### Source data
····················

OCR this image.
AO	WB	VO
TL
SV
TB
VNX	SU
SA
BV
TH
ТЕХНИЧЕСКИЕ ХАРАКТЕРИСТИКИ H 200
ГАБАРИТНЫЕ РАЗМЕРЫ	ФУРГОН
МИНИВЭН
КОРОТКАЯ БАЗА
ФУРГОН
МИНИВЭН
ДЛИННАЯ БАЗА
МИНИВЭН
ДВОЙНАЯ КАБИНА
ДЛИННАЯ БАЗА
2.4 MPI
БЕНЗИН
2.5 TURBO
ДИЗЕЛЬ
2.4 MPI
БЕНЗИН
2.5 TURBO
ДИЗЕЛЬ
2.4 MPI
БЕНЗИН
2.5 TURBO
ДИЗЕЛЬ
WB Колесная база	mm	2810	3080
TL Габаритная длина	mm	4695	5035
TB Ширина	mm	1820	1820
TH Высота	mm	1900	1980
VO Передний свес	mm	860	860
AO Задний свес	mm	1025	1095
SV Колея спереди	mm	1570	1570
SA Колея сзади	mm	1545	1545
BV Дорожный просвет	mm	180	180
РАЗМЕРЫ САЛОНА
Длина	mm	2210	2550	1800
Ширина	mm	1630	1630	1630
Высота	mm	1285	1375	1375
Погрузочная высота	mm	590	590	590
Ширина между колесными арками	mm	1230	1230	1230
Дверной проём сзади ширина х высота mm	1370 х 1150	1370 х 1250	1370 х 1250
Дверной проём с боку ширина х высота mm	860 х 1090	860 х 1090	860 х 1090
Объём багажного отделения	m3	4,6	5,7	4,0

····················

### TASK GOAL
Your task is to reproduce all of the records exactly.

### FINISHED TASK
OCR this image.
AO	WB	VO
TL
SV
TB
VNX	SU
SA
BV
TH
ТЕХНИЧЕСКИЕ ХАРАКТЕРИСТИКИ H 200
ГАБАРИТНЫЕ РАЗМЕРЫ	ФУРГОН
МИНИВЭН
КОРОТКАЯ БАЗА
ФУРГОН
МИНИВЭН
ДЛИННАЯ БАЗА
МИНИВЭН
ДВОЙНАЯ КАБИНА
ДЛИННАЯ БАЗА
2.4 MPI
БЕНЗИН
2.5 TURBO
ДИЗЕЛЬ
2.4 MPI
БЕНЗИН
2.5 TURBO
ДИЗЕЛЬ
2.4 MPI
БЕНЗИН
2.5 TURBO
ДИЗЕЛЬ
WB Колесная база	mm	2810	3080
TL Габаритная длина	mm	4695	5035
TB Ширина	mm	1820	1820
TH Высота	mm	1900	1980
VO Передний свес	mm	860	860
AO Задний свес	mm	1025	1095
SV Колея спереди	mm	1570	1570
SA Колея сзади	mm	1545	1545
BV Дорожный просвет	mm	180	180
РАЗМЕРЫ САЛОНА
Длина	mm	2210	2550	1800
Ширина	mm	1630	1630	1630
Высота	mm	1285	1375	1375
Погрузочная высота	mm	590	590	590
Ширина между колесными арками	mm	1230	1230	1230
Дверной проём сзади ширина х высота mm	1370 х 1150	1370 х 1250	1370 х 1250
Дверной проём с боку ширина х высота mm	860 х 1090	860 х 1090	860 х 1090
Объём багажного отделения	m3	4,6	5,7	4,0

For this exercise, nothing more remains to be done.